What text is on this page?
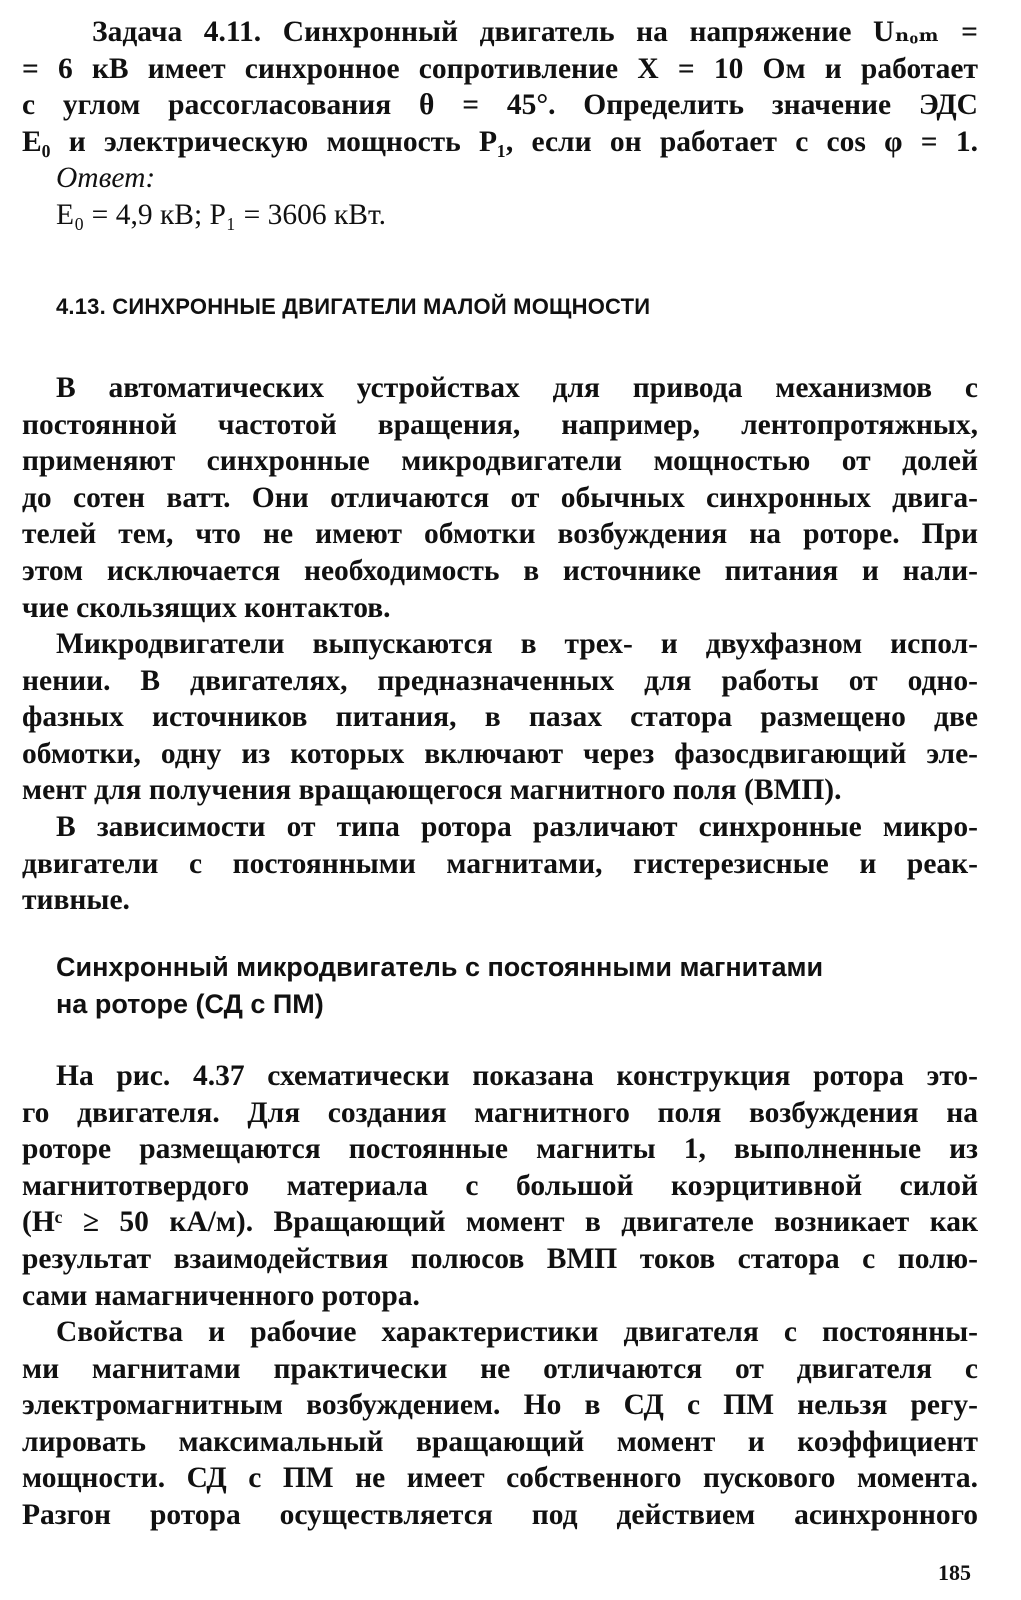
Задача 4.11. Синхронный двигатель на напряжение Uₙₒₘ =
= 6 кВ имеет синхронное сопротивление X = 10 Ом и работает
с углом рассогласования θ = 45°. Определить значение ЭДС
E₀ и электрическую мощность P₁, если он работает с cos φ = 1.
Ответ:
E₀ = 4,9 кВ; P₁ = 3606 кВт.
4.13. СИНХРОННЫЕ ДВИГАТЕЛИ МАЛОЙ МОЩНОСТИ
В автоматических устройствах для привода механизмов с
постоянной частотой вращения, например, лентопротяжных,
применяют синхронные микродвигатели мощностью от долей
до сотен ватт. Они отличаются от обычных синхронных двига-
телей тем, что не имеют обмотки возбуждения на роторе. При
этом исключается необходимость в источнике питания и нали-
чие скользящих контактов.
Микродвигатели выпускаются в трех- и двухфазном испол-
нении. В двигателях, предназначенных для работы от одно-
фазных источников питания, в пазах статора размещено две
обмотки, одну из которых включают через фазосдвигающий эле-
мент для получения вращающегося магнитного поля (ВМП).
В зависимости от типа ротора различают синхронные микро-
двигатели с постоянными магнитами, гистерезисные и реак-
тивные.
Синхронный микродвигатель с постоянными магнитами
на роторе (СД с ПМ)
На рис. 4.37 схематически показана конструкция ротора это-
го двигателя. Для создания магнитного поля возбуждения на
роторе размещаются постоянные магниты 1, выполненные из
магнитотвердого материала с большой коэрцитивной силой
(Hᶜ ≥ 50 кА/м). Вращающий момент в двигателе возникает как
результат взаимодействия полюсов ВМП токов статора с полю-
сами намагниченного ротора.
Свойства и рабочие характеристики двигателя с постоянны-
ми магнитами практически не отличаются от двигателя с
электромагнитным возбуждением. Но в СД с ПМ нельзя регу-
лировать максимальный вращающий момент и коэффициент
мощности. СД с ПМ не имеет собственного пускового момента.
Разгон ротора осуществляется под действием асинхронного
185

☆ ☆ ☆ ☆ ☆ ☆ ☆

Task statement ▸
Extract, from the material above, each line holding the word "Синхронный".

Exercise response ▸
Задача 4.11. Синхронный двигатель на напряжение Uₙₒₘ =
Синхронный микродвигатель с постоянными магнитами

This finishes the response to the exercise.